▸ **Provided records**:
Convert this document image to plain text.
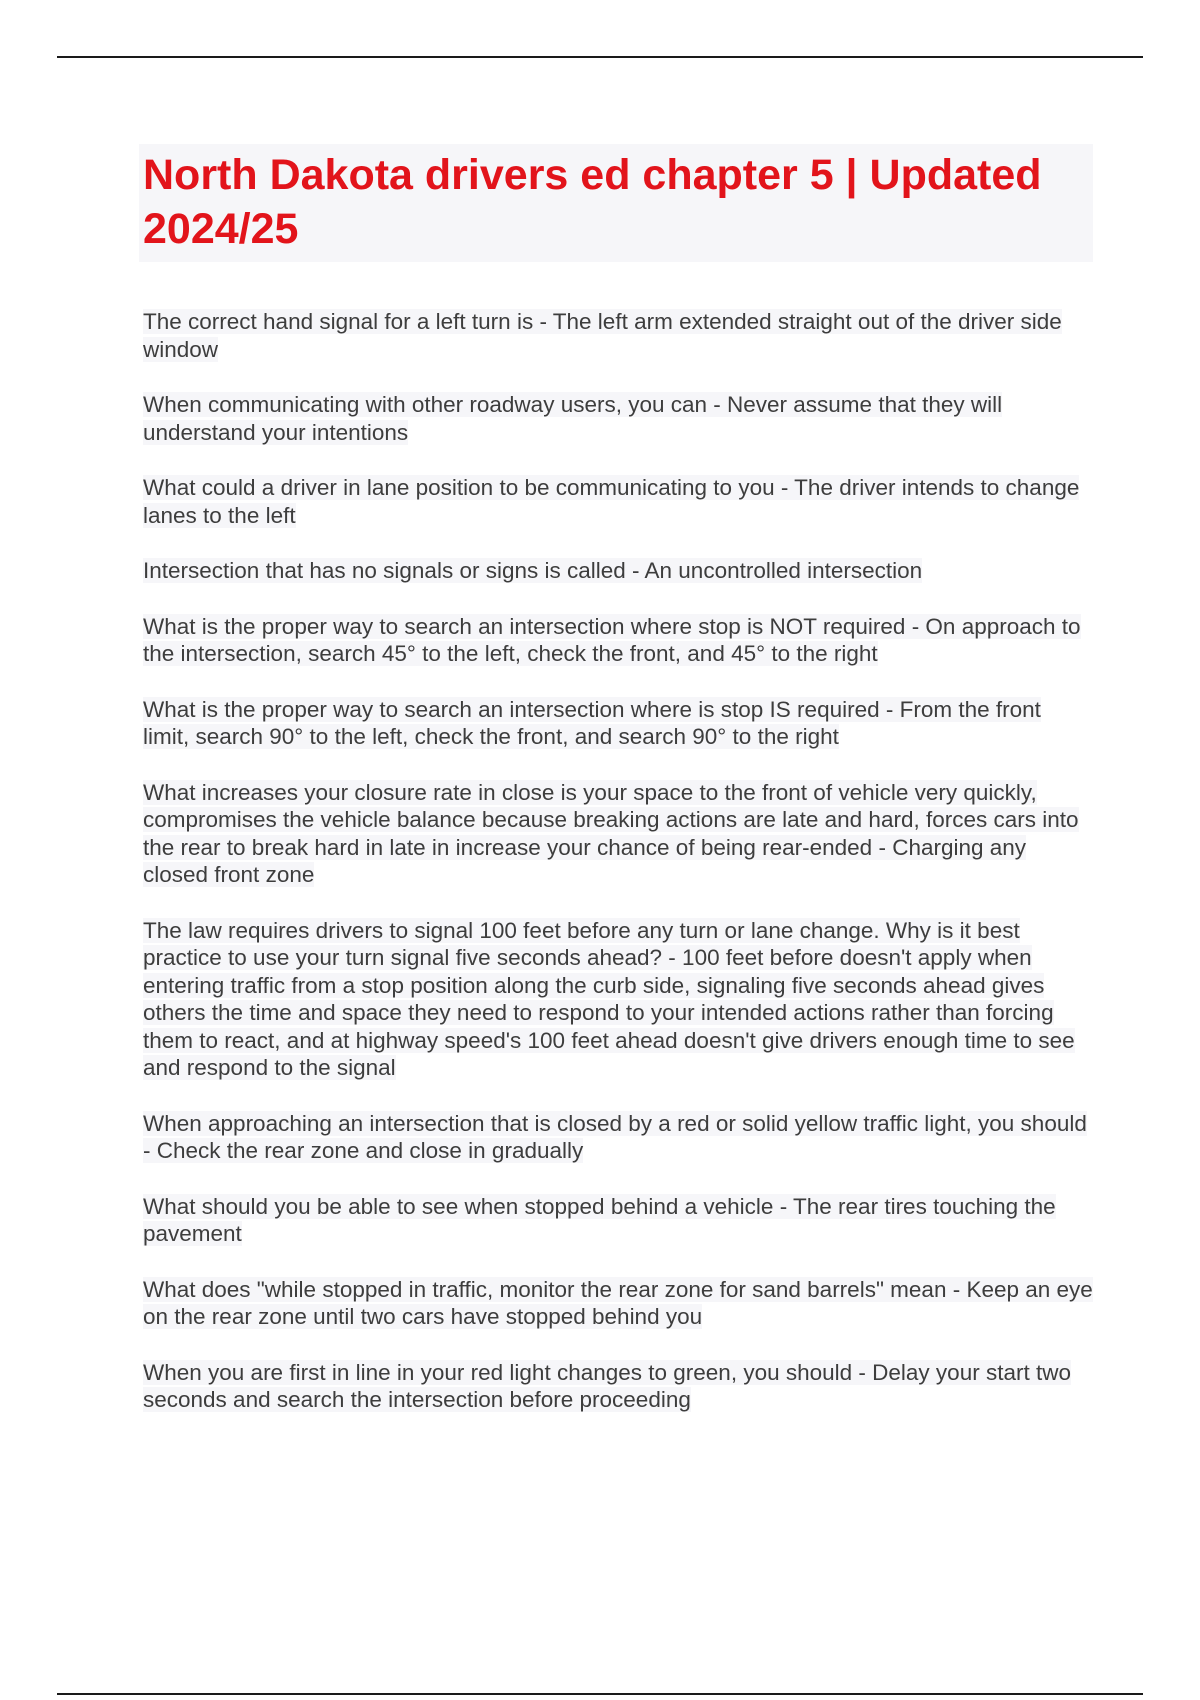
North Dakota drivers ed chapter 5 | Updated 2024/25

The correct hand signal for a left turn is - The left arm extended straight out of the driver side window

When communicating with other roadway users, you can - Never assume that they will understand your intentions

What could a driver in lane position to be communicating to you - The driver intends to change lanes to the left

Intersection that has no signals or signs is called - An uncontrolled intersection

What is the proper way to search an intersection where stop is NOT required - On approach to the intersection, search 45° to the left, check the front, and 45° to the right

What is the proper way to search an intersection where is stop IS required - From the front limit, search 90° to the left, check the front, and search 90° to the right

What increases your closure rate in close is your space to the front of vehicle very quickly, compromises the vehicle balance because breaking actions are late and hard, forces cars into the rear to break hard in late in increase your chance of being rear-ended - Charging any closed front zone

The law requires drivers to signal 100 feet before any turn or lane change. Why is it best practice to use your turn signal five seconds ahead? - 100 feet before doesn't apply when entering traffic from a stop position along the curb side, signaling five seconds ahead gives others the time and space they need to respond to your intended actions rather than forcing them to react, and at highway speed's 100 feet ahead doesn't give drivers enough time to see and respond to the signal

When approaching an intersection that is closed by a red or solid yellow traffic light, you should - Check the rear zone and close in gradually

What should you be able to see when stopped behind a vehicle - The rear tires touching the pavement

What does "while stopped in traffic, monitor the rear zone for sand barrels" mean - Keep an eye on the rear zone until two cars have stopped behind you

When you are first in line in your red light changes to green, you should - Delay your start two seconds and search the intersection before proceeding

▸ **Objective**: Each line of the data is to be duplicated exactly; pictures stay out of the copy.

▸ **Response to this exercise**:
Convert this document image to plain text.
North Dakota drivers ed chapter 5 | Updated 2024/25

The correct hand signal for a left turn is - The left arm extended straight out of the driver side window

When communicating with other roadway users, you can - Never assume that they will understand your intentions

What could a driver in lane position to be communicating to you - The driver intends to change lanes to the left

Intersection that has no signals or signs is called - An uncontrolled intersection

What is the proper way to search an intersection where stop is NOT required - On approach to the intersection, search 45° to the left, check the front, and 45° to the right

What is the proper way to search an intersection where is stop IS required - From the front limit, search 90° to the left, check the front, and search 90° to the right

What increases your closure rate in close is your space to the front of vehicle very quickly, compromises the vehicle balance because breaking actions are late and hard, forces cars into the rear to break hard in late in increase your chance of being rear-ended - Charging any closed front zone

The law requires drivers to signal 100 feet before any turn or lane change. Why is it best practice to use your turn signal five seconds ahead? - 100 feet before doesn't apply when entering traffic from a stop position along the curb side, signaling five seconds ahead gives others the time and space they need to respond to your intended actions rather than forcing them to react, and at highway speed's 100 feet ahead doesn't give drivers enough time to see and respond to the signal

When approaching an intersection that is closed by a red or solid yellow traffic light, you should - Check the rear zone and close in gradually

What should you be able to see when stopped behind a vehicle - The rear tires touching the pavement

What does "while stopped in traffic, monitor the rear zone for sand barrels" mean - Keep an eye on the rear zone until two cars have stopped behind you

When you are first in line in your red light changes to green, you should - Delay your start two seconds and search the intersection before proceeding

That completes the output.